- Aim -
Count lines, not occurrences: give the number of lines holding the word "User", and nothing besides.

- Information provided -
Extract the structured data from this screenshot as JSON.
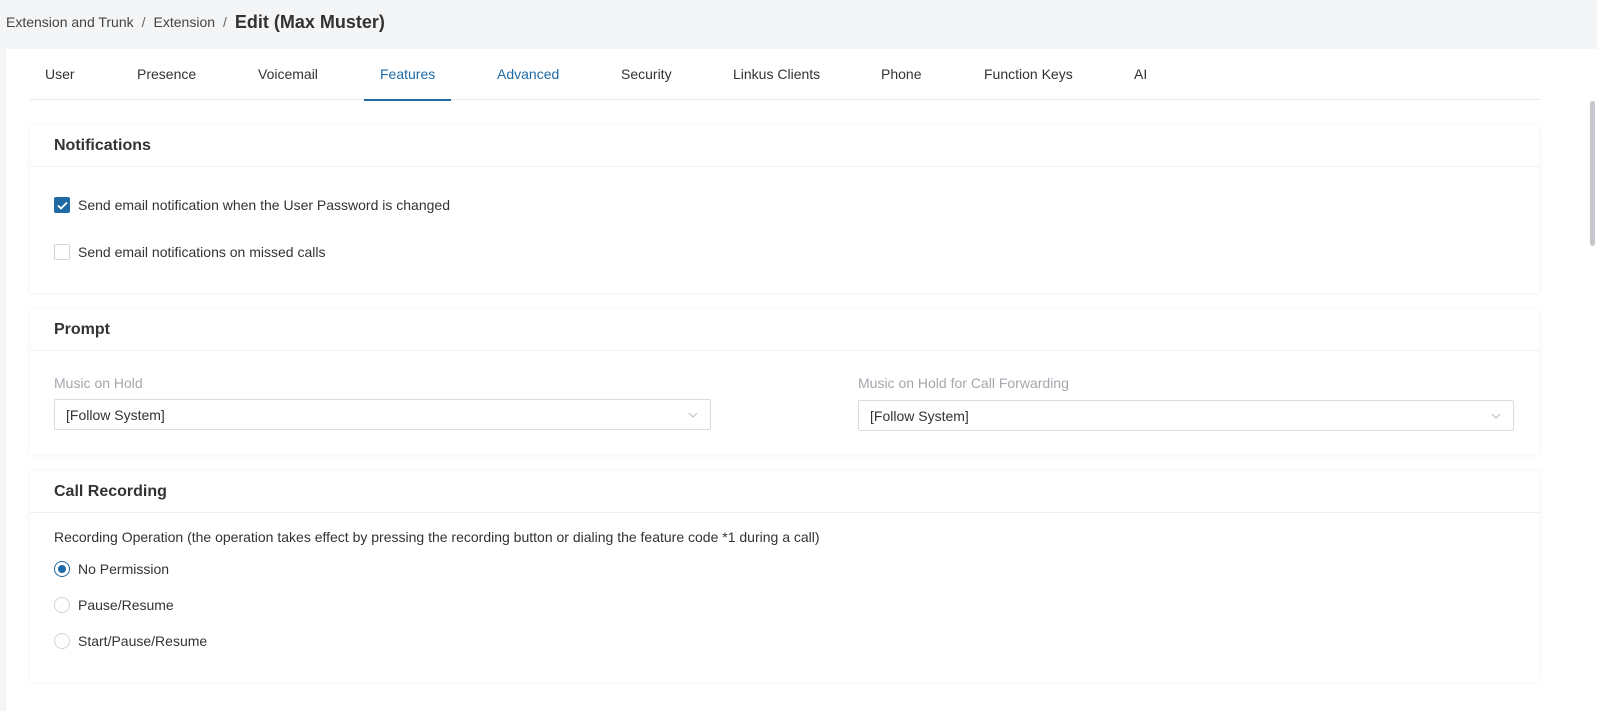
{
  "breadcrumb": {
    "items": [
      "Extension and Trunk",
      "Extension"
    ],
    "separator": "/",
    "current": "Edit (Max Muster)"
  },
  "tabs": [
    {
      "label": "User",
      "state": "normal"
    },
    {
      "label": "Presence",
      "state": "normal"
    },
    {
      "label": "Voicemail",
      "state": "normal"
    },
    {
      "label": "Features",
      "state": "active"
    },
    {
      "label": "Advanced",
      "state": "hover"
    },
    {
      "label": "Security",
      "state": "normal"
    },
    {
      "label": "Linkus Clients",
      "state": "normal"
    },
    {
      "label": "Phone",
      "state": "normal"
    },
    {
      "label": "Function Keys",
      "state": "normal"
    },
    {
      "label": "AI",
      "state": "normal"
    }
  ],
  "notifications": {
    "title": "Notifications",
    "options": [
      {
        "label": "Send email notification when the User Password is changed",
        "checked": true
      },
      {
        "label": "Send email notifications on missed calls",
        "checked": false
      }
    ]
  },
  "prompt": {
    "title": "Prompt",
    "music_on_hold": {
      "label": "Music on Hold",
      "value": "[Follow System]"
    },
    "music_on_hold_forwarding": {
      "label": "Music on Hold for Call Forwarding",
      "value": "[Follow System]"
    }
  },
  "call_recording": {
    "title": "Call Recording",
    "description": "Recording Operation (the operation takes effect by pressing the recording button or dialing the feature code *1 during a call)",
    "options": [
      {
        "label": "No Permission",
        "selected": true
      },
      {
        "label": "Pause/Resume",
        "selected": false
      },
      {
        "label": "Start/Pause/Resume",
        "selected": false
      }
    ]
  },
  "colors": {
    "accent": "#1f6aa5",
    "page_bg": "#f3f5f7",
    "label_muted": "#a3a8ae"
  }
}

- Complete answer -
2